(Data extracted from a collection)
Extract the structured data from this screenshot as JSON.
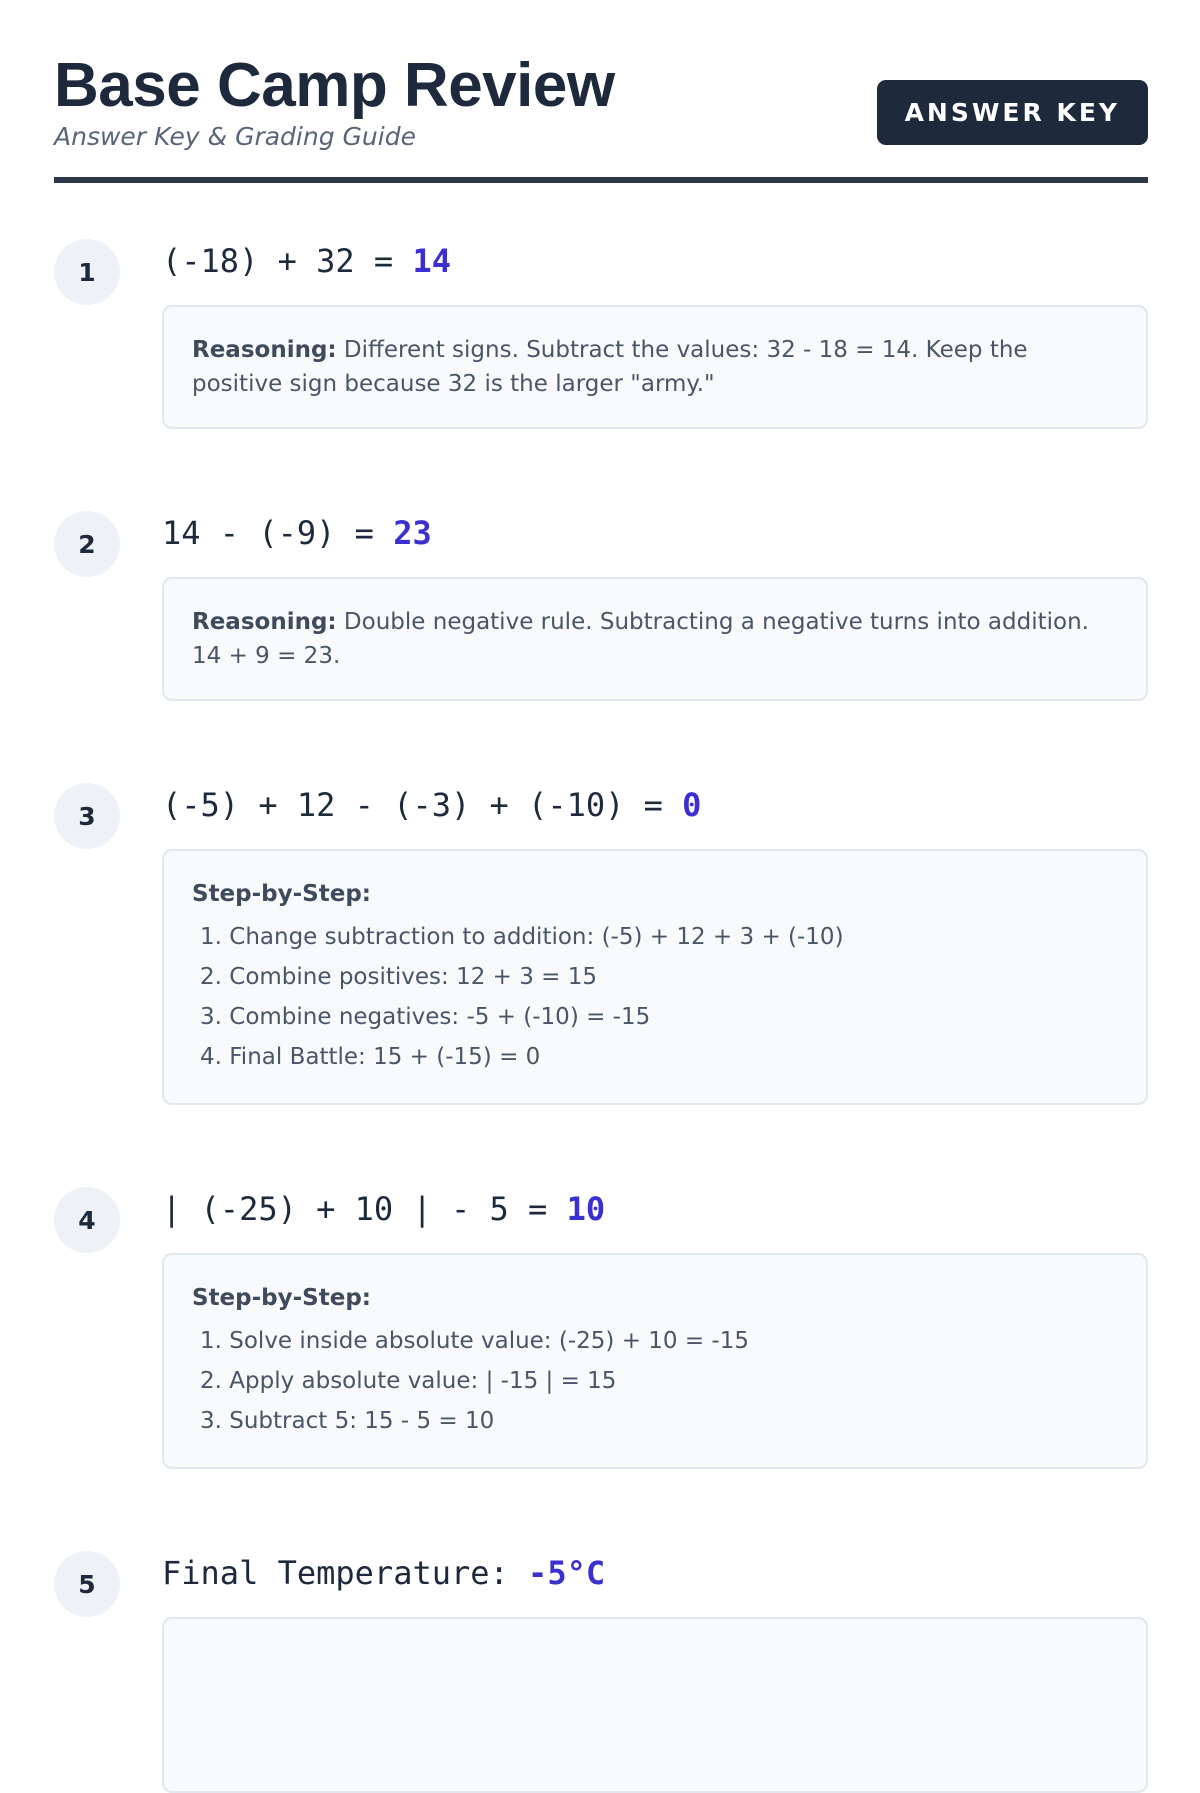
{
  "header": {
    "title": "Base Camp Review",
    "subtitle": "Answer Key & Grading Guide",
    "badge": "ANSWER KEY"
  },
  "colors": {
    "accent": "#3b2fd1",
    "dark": "#1e293b"
  },
  "problems": [
    {
      "number": "1",
      "equation": "(-18) + 32 = ",
      "answer": "14",
      "label": "Reasoning:",
      "text": " Different signs. Subtract the values: 32 - 18 = 14. Keep the positive sign because 32 is the larger \"army.\""
    },
    {
      "number": "2",
      "equation": "14 - (-9) = ",
      "answer": "23",
      "label": "Reasoning:",
      "text": " Double negative rule. Subtracting a negative turns into addition. 14 + 9 = 23."
    },
    {
      "number": "3",
      "equation": "(-5) + 12 - (-3) + (-10) = ",
      "answer": "0",
      "label": "Step-by-Step:",
      "steps": [
        "1. Change subtraction to addition: (-5) + 12 + 3 + (-10)",
        "2. Combine positives: 12 + 3 = 15",
        "3. Combine negatives: -5 + (-10) = -15",
        "4. Final Battle: 15 + (-15) = 0"
      ]
    },
    {
      "number": "4",
      "equation": "| (-25) + 10 | - 5 = ",
      "answer": "10",
      "label": "Step-by-Step:",
      "steps": [
        "1. Solve inside absolute value: (-25) + 10 = -15",
        "2. Apply absolute value: | -15 | = 15",
        "3. Subtract 5: 15 - 5 = 10"
      ]
    },
    {
      "number": "5",
      "equation": "Final Temperature: ",
      "answer": "-5°C"
    }
  ]
}
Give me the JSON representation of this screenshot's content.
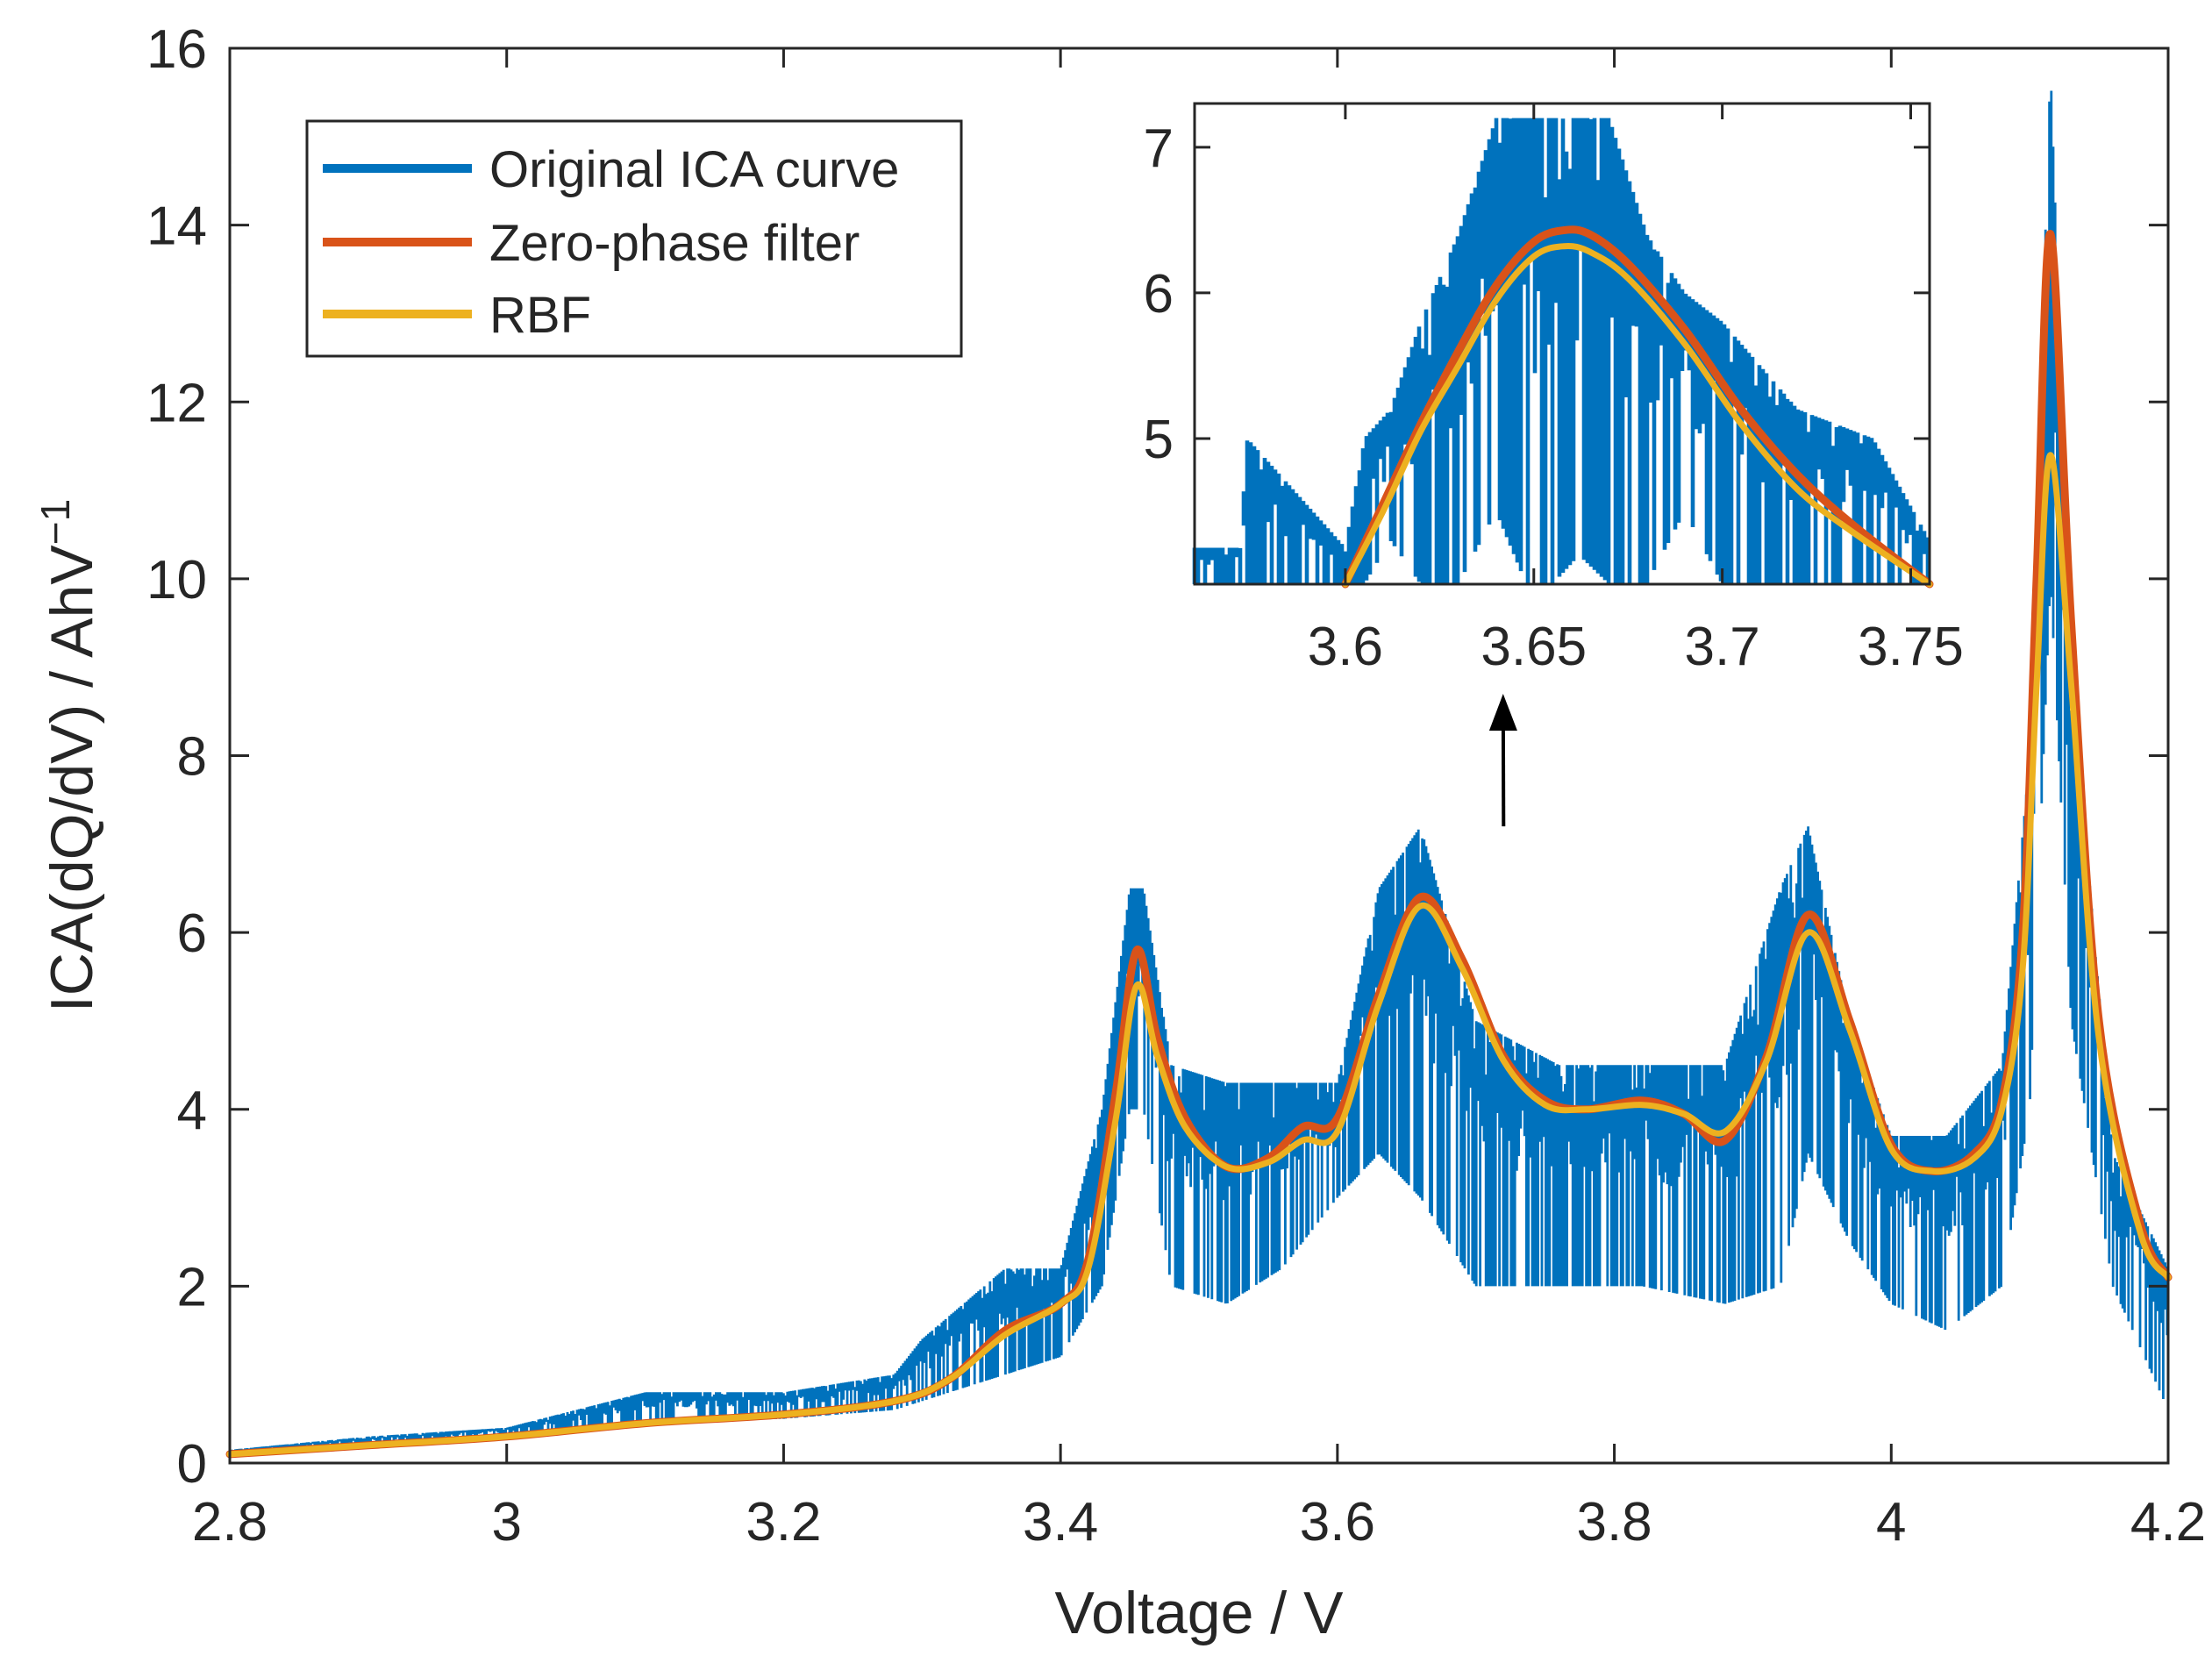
{
  "chart_data": [
    {
      "id": "main",
      "type": "line",
      "title": "",
      "xlabel": "Voltage / V",
      "ylabel_base": "ICA(dQ/dV) / AhV",
      "ylabel_sup": "−1",
      "xlim": [
        2.8,
        4.2
      ],
      "ylim": [
        0,
        16
      ],
      "grid": false,
      "x_ticks": [
        2.8,
        3.0,
        3.2,
        3.4,
        3.6,
        3.8,
        4.0,
        4.2
      ],
      "x_tick_labels": [
        "2.8",
        "3",
        "3.2",
        "3.4",
        "3.6",
        "3.8",
        "4",
        "4.2"
      ],
      "y_ticks": [
        0,
        2,
        4,
        6,
        8,
        10,
        12,
        14,
        16
      ],
      "y_tick_labels": [
        "0",
        "2",
        "4",
        "6",
        "8",
        "10",
        "12",
        "14",
        "16"
      ],
      "legend": {
        "placement": "top-left",
        "entries": [
          {
            "label": "Original ICA curve",
            "color": "#0072BD"
          },
          {
            "label": "Zero-phase filter",
            "color": "#D95319"
          },
          {
            "label": "RBF",
            "color": "#EDB120"
          }
        ]
      },
      "series": [
        {
          "name": "Original ICA curve",
          "color": "#0072BD",
          "kind": "noisy-band",
          "x": [
            2.8,
            2.9,
            3.0,
            3.1,
            3.2,
            3.28,
            3.3,
            3.36,
            3.4,
            3.43,
            3.45,
            3.46,
            3.48,
            3.52,
            3.56,
            3.6,
            3.63,
            3.66,
            3.7,
            3.76,
            3.82,
            3.88,
            3.92,
            3.94,
            3.97,
            4.0,
            4.04,
            4.08,
            4.1,
            4.115,
            4.13,
            4.16,
            4.2
          ],
          "lower": [
            0.1,
            0.2,
            0.3,
            0.45,
            0.5,
            0.6,
            0.7,
            1.0,
            1.2,
            2.0,
            4.0,
            4.0,
            2.0,
            1.8,
            2.2,
            3.0,
            3.5,
            3.0,
            2.0,
            2.0,
            2.0,
            1.8,
            2.0,
            3.5,
            2.5,
            1.8,
            1.5,
            2.0,
            4.0,
            10.0,
            5.0,
            2.0,
            0.6
          ],
          "upper": [
            0.15,
            0.3,
            0.4,
            0.8,
            0.8,
            1.0,
            1.4,
            2.2,
            2.2,
            4.0,
            6.5,
            6.5,
            4.5,
            4.3,
            4.3,
            4.3,
            6.5,
            7.2,
            5.0,
            4.5,
            4.5,
            4.5,
            6.5,
            7.2,
            5.0,
            3.7,
            3.7,
            4.5,
            8.0,
            15.8,
            9.0,
            3.5,
            2.2
          ]
        },
        {
          "name": "Zero-phase filter",
          "color": "#D95319",
          "kind": "line",
          "x": [
            2.8,
            2.9,
            3.0,
            3.1,
            3.2,
            3.28,
            3.32,
            3.36,
            3.4,
            3.42,
            3.44,
            3.455,
            3.47,
            3.49,
            3.52,
            3.55,
            3.575,
            3.6,
            3.63,
            3.66,
            3.69,
            3.72,
            3.75,
            3.78,
            3.82,
            3.85,
            3.88,
            3.91,
            3.94,
            3.97,
            4.0,
            4.03,
            4.06,
            4.08,
            4.095,
            4.105,
            4.115,
            4.13,
            4.15,
            4.18,
            4.2
          ],
          "y": [
            0.1,
            0.2,
            0.3,
            0.45,
            0.55,
            0.7,
            0.95,
            1.5,
            1.8,
            2.3,
            4.2,
            5.8,
            4.8,
            3.9,
            3.35,
            3.45,
            3.8,
            3.9,
            5.3,
            6.4,
            5.7,
            4.6,
            4.1,
            4.0,
            4.1,
            3.95,
            3.65,
            4.6,
            6.2,
            5.0,
            3.6,
            3.3,
            3.5,
            4.1,
            6.0,
            10.0,
            13.9,
            9.5,
            5.0,
            2.7,
            2.1
          ]
        },
        {
          "name": "RBF",
          "color": "#EDB120",
          "kind": "line",
          "x": [
            2.8,
            2.9,
            3.0,
            3.1,
            3.2,
            3.28,
            3.32,
            3.36,
            3.4,
            3.42,
            3.44,
            3.455,
            3.47,
            3.49,
            3.52,
            3.55,
            3.575,
            3.6,
            3.63,
            3.66,
            3.69,
            3.72,
            3.75,
            3.78,
            3.82,
            3.85,
            3.88,
            3.91,
            3.94,
            3.97,
            4.0,
            4.03,
            4.06,
            4.08,
            4.095,
            4.105,
            4.115,
            4.13,
            4.15,
            4.18,
            4.2
          ],
          "y": [
            0.1,
            0.2,
            0.3,
            0.45,
            0.55,
            0.7,
            0.95,
            1.45,
            1.8,
            2.2,
            3.9,
            5.4,
            4.6,
            3.8,
            3.35,
            3.4,
            3.65,
            3.75,
            5.2,
            6.3,
            5.6,
            4.55,
            4.05,
            4.0,
            4.05,
            3.95,
            3.75,
            4.55,
            6.0,
            4.9,
            3.55,
            3.3,
            3.45,
            4.0,
            5.6,
            8.8,
            11.4,
            8.8,
            4.8,
            2.6,
            2.1
          ]
        }
      ],
      "annotation": {
        "type": "arrow",
        "from": [
          3.72,
          7.2
        ],
        "to_inset_label": "3.65"
      }
    },
    {
      "id": "inset",
      "type": "line",
      "title": "",
      "xlabel": "",
      "ylabel": "",
      "xlim": [
        3.56,
        3.755
      ],
      "ylim": [
        4.0,
        7.3
      ],
      "grid": false,
      "x_ticks": [
        3.6,
        3.65,
        3.7,
        3.75
      ],
      "x_tick_labels": [
        "3.6",
        "3.65",
        "3.7",
        "3.75"
      ],
      "y_ticks": [
        5,
        6,
        7
      ],
      "y_tick_labels": [
        "5",
        "6",
        "7"
      ],
      "series": [
        {
          "name": "Original ICA curve",
          "color": "#0072BD",
          "kind": "noisy-band",
          "x": [
            3.56,
            3.572,
            3.574,
            3.6,
            3.605,
            3.612,
            3.62,
            3.63,
            3.64,
            3.648,
            3.655,
            3.662,
            3.67,
            3.68,
            3.69,
            3.7,
            3.72,
            3.74,
            3.755
          ],
          "lower": [
            4.0,
            4.0,
            4.0,
            4.0,
            4.0,
            4.3,
            4.0,
            4.0,
            4.5,
            4.0,
            4.0,
            4.2,
            4.0,
            4.0,
            4.5,
            4.0,
            4.0,
            4.0,
            4.0
          ],
          "upper": [
            4.25,
            4.25,
            5.0,
            4.25,
            5.0,
            5.2,
            5.8,
            6.4,
            7.2,
            7.2,
            7.2,
            7.2,
            7.2,
            6.4,
            6.0,
            5.8,
            5.2,
            5.0,
            4.3
          ]
        },
        {
          "name": "Zero-phase filter",
          "color": "#D95319",
          "kind": "line",
          "x": [
            3.6,
            3.61,
            3.62,
            3.63,
            3.64,
            3.65,
            3.658,
            3.665,
            3.675,
            3.69,
            3.705,
            3.72,
            3.735,
            3.755
          ],
          "y": [
            4.0,
            4.55,
            5.1,
            5.6,
            6.05,
            6.35,
            6.43,
            6.4,
            6.2,
            5.75,
            5.2,
            4.75,
            4.4,
            4.0
          ]
        },
        {
          "name": "RBF",
          "color": "#EDB120",
          "kind": "line",
          "x": [
            3.6,
            3.61,
            3.62,
            3.63,
            3.64,
            3.65,
            3.658,
            3.665,
            3.675,
            3.69,
            3.705,
            3.72,
            3.735,
            3.755
          ],
          "y": [
            4.0,
            4.5,
            5.05,
            5.5,
            5.95,
            6.25,
            6.32,
            6.28,
            6.1,
            5.65,
            5.1,
            4.65,
            4.35,
            4.0
          ]
        }
      ]
    }
  ]
}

**Work instructions:**
Collect every line with the string "Final" from the records, and copy each.

**Exercise output:**
        "4. Final Battle: 15 + (-15) = 0"
      "equation": "Final Temperature: ",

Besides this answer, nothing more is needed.